::: SUPPLIED DATA

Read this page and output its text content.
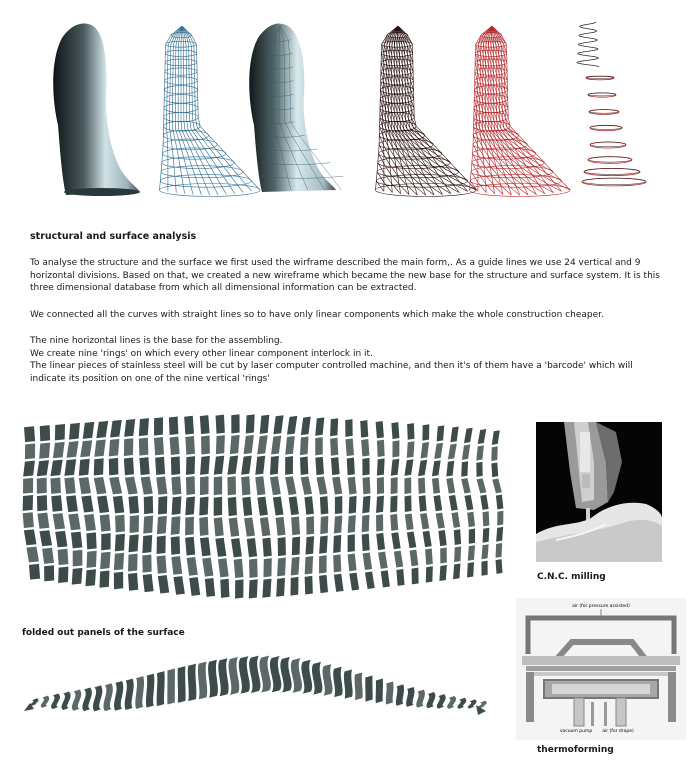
structural and surface analysis

To analyse the structure and the surface we first used the wirframe described the main form,. As a guide lines we use 24 vertical and 9 horizontal divisions. Based on that, we created a new wireframe which became the new base for the structure and surface system. It is this three dimensional database from which all dimensional information can be extracted.

We connected all the curves with straight lines so to have only linear components which make the whole construction cheaper.

The nine horizontal lines is the base for the assembling.

We create nine 'rings' on which every other linear component interlock in it.

The linear pieces of stainless steel will be cut by laser computer controlled machine, and then it's of them have a 'barcode' which will indicate its position on one of the nine vertical 'rings'

folded out panels of the surface
C.N.C. milling
air (for pressure assisted)
vacuum pump air (for drape)
thermoforming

::::::

### EXERCISE:
Using the material above, report each line where "rings" occurs.

### WORKED SOLUTION:
We create nine 'rings' on which every other linear component interlock in it.
The linear pieces of stainless steel will be cut by laser computer controlled machine, and then it's of them have a 'barcode' which will indicate its position on one of the nine vertical 'rings'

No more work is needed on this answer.